GIVEN PROBLEM >> Print the listing in its entirety and exactly, leaving out images.

RECORDS SHOWN >>
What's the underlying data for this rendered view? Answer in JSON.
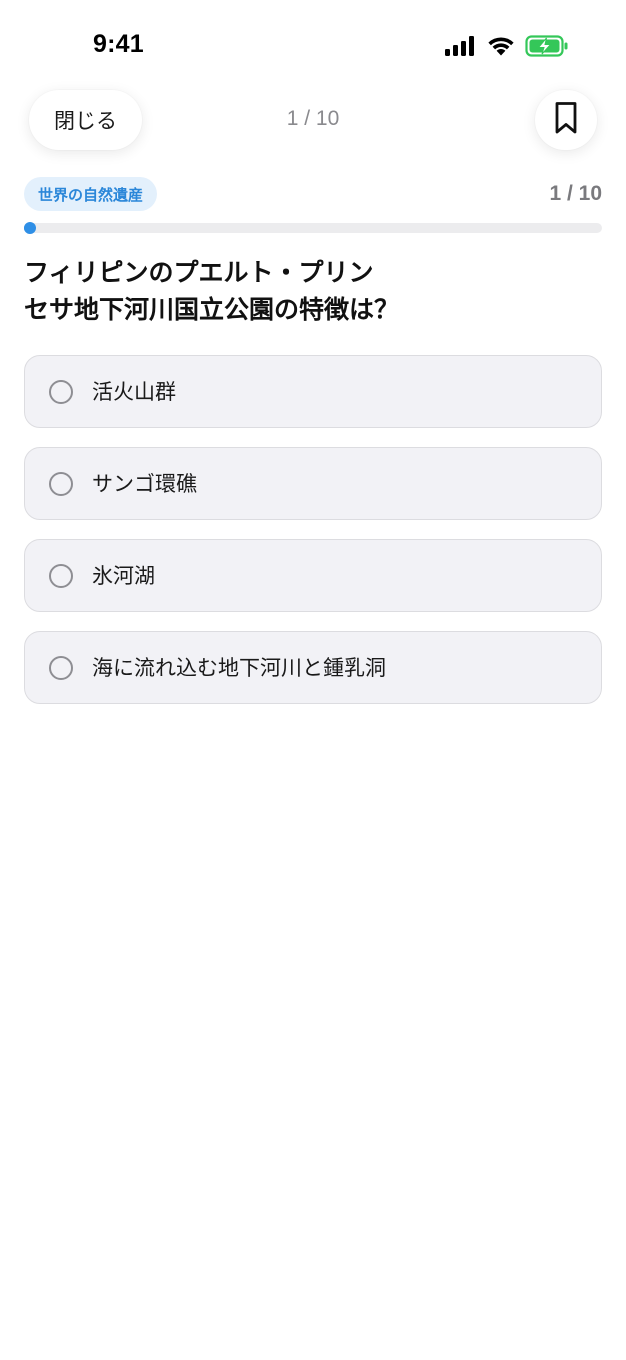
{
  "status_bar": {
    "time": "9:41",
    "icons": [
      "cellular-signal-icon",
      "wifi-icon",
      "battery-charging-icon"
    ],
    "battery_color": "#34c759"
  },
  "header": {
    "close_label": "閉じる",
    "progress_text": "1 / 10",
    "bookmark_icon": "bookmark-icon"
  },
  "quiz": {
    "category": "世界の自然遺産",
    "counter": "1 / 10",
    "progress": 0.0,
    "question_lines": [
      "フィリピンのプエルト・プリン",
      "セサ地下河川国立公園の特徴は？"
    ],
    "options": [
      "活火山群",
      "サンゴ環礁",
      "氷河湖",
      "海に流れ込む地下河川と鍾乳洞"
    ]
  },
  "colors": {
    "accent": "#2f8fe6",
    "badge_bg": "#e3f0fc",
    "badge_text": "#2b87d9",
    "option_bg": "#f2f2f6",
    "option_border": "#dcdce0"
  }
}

TASK OUTPUT >>
What's the underlying data for this rendered view? Answer in JSON.
{
  "status_bar": {
    "time": "9:41",
    "icons": [
      "cellular-signal-icon",
      "wifi-icon",
      "battery-charging-icon"
    ],
    "battery_color": "#34c759"
  },
  "header": {
    "close_label": "閉じる",
    "progress_text": "1 / 10",
    "bookmark_icon": "bookmark-icon"
  },
  "quiz": {
    "category": "世界の自然遺産",
    "counter": "1 / 10",
    "progress": 0.0,
    "question_lines": [
      "フィリピンのプエルト・プリン",
      "セサ地下河川国立公園の特徴は？"
    ],
    "options": [
      "活火山群",
      "サンゴ環礁",
      "氷河湖",
      "海に流れ込む地下河川と鍾乳洞"
    ]
  },
  "colors": {
    "accent": "#2f8fe6",
    "badge_bg": "#e3f0fc",
    "badge_text": "#2b87d9",
    "option_bg": "#f2f2f6",
    "option_border": "#dcdce0"
  }
}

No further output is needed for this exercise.